In the listing below, locate the lines that hold "Billion" and copy them.

Figure record listings:
########
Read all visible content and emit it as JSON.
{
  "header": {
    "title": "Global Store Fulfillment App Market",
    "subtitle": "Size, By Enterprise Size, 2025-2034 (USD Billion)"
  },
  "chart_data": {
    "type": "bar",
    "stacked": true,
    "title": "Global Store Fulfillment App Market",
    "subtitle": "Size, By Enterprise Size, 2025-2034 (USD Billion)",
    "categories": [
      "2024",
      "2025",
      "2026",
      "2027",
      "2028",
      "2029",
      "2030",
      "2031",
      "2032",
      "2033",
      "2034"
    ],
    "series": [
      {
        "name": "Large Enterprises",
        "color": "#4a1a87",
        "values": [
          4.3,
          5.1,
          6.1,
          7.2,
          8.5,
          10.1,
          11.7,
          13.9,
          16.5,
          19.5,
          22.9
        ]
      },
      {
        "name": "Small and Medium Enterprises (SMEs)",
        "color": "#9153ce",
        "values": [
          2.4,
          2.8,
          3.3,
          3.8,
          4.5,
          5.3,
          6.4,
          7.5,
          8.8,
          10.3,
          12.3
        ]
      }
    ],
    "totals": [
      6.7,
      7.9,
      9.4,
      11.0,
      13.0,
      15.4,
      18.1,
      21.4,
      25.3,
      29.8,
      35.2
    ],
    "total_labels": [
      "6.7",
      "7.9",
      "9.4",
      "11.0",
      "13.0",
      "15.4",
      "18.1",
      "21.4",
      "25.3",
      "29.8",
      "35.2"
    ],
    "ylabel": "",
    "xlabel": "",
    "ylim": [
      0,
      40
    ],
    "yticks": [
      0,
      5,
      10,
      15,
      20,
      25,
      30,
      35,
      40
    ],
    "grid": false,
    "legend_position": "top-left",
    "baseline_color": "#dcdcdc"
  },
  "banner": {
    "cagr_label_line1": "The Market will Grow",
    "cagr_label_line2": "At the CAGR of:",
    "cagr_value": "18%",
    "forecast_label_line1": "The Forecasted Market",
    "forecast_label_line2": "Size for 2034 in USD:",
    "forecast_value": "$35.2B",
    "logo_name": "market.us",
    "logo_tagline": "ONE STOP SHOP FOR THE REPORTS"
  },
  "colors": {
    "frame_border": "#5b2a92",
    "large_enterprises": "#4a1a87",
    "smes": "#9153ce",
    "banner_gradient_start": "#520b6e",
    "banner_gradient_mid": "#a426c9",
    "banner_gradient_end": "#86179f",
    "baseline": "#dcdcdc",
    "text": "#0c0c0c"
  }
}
########
Exercise output
    "subtitle": "Size, By Enterprise Size, 2025-2034 (USD Billion)"
    "subtitle": "Size, By Enterprise Size, 2025-2034 (USD Billion)",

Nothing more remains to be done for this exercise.